====== Excerpted text ======
Sent from my SM-G930V using Tapatalk


----------



## finishesbykevyn (Apr 14, 2010)

Why sissy around with a palm sander. A 6" grinder is way faster. If its failing, it has to come off regardless. It's amazing how fast you can burn through that with some 24 grit. Either that or just replace the clapboard.. It looks horrible!


----------



## PACman (Oct 24, 2014)

Tannin bleed. Stop it with a TRUE long oil alkyd primer. OR use a TRUE long oil alkyd solid stain. They still exist, but good luck finding them The EPA didn't regulate them out of existence, just changed the regulations so manufacturers have to use VOC complying solvents to manufacture them. In other words "EXPENSIVE" solvents to manufacture them! And most paint companies have no desire to put a $60 a gallon primer on the shelf at the local discount home improvement warehouse. They are available, just not at your local box store. Or SW for that matter.


----------



## cocomonkeynuts (Apr 14, 2017)

Several contractors here use media blaster for these types of jobs.. walnut shell, soda blast etc


----------



## thinkpainting/nick (Dec 25, 2012)

That’s a typical re- Paint job here in my part of New England. Been doing them for years in our sleep. Your approach seems fine. Doesn’t have to be a long oil though , BM or Cali trouble shooter quick dry oil will work fine. We do let it dry overnight we are not fans of long oils anymore especially where The Sun is hammering away. They are not the same animal as back in the day. They can take weeks to dry and still are soft. The quick dry for us left to dry overnight works best.


----------



## RH (Sep 7, 2010)

kmp said:


> Not a comment on the project but if festool are as good as they are supposed to be, and certainly expensive why would you not use it outside. Are they not that durable for outside use? I do not own any of their tools so I don't know.


You could certainly use it outside if you wanted to - I do with mine. But that’s mainly because it is such a great sander. 

Although you can run them independently of the extraction unit (they have a bag option), they are designed to be most effective hooked to the extractor and doing so while trying to sand the siding on a two story house would be somewhat challenging.


----------



## DeanV (Apr 18, 2007)

thinkpainting/nick said:


> That’s a typical re- Paint job here in my part of New England. Been doing them for years in our sleep. Your approach seems fine. Doesn’t have to be a long oil though , BM or Cali trouble shooter quick dry oil will work fine. We do let it dry overnight we are not fans of long oils anymore especially where The Sun is hammering away. They are not the same animal as back in the day. They can take weeks to dry and still are soft. The quick dry for us left to dry overnight works best.


I am glad to see I am not the only one with that opinion. MadDog or BM 094 or BM 366 for us.


----------
====== Entries ======
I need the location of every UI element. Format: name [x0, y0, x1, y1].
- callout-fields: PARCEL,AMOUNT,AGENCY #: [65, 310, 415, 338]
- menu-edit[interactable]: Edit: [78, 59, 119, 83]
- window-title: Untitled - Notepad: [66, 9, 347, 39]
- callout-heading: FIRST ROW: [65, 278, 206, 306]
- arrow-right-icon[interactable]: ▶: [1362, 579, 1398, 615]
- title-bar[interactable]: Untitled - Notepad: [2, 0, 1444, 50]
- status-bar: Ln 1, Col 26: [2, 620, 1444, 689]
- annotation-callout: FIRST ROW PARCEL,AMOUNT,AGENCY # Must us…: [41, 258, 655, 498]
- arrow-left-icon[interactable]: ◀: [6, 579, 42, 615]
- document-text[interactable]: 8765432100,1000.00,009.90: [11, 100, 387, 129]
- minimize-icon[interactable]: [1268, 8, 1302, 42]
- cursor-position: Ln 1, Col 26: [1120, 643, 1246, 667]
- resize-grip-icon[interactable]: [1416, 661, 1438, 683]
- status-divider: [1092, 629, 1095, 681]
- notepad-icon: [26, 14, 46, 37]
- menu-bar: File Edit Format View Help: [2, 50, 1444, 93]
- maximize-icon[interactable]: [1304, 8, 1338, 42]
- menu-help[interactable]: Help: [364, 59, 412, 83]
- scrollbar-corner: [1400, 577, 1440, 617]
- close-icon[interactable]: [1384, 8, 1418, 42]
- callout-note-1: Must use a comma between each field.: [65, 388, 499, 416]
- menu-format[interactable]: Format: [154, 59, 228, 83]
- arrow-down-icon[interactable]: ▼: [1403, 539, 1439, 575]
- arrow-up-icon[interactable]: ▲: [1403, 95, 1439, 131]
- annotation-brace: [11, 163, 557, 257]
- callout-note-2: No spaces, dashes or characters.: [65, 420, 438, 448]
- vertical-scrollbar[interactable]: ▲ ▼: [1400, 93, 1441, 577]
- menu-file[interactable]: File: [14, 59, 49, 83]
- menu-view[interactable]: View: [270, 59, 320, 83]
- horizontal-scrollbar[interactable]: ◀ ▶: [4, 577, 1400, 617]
======
Quote the forum thread on repainting siding, starting with "## RH (Sep 7, 2010)" and going on through "I don't know.". Nothing in the records is needed here.

• Task answer:
## RH (Sep 7, 2010)

kmp said:


> Not a comment on the project but if festool are as good as they are supposed to be, and certainly expensive why would you not use it outside. Are they not that durable for outside use? I do not own any of their tools so I don't know.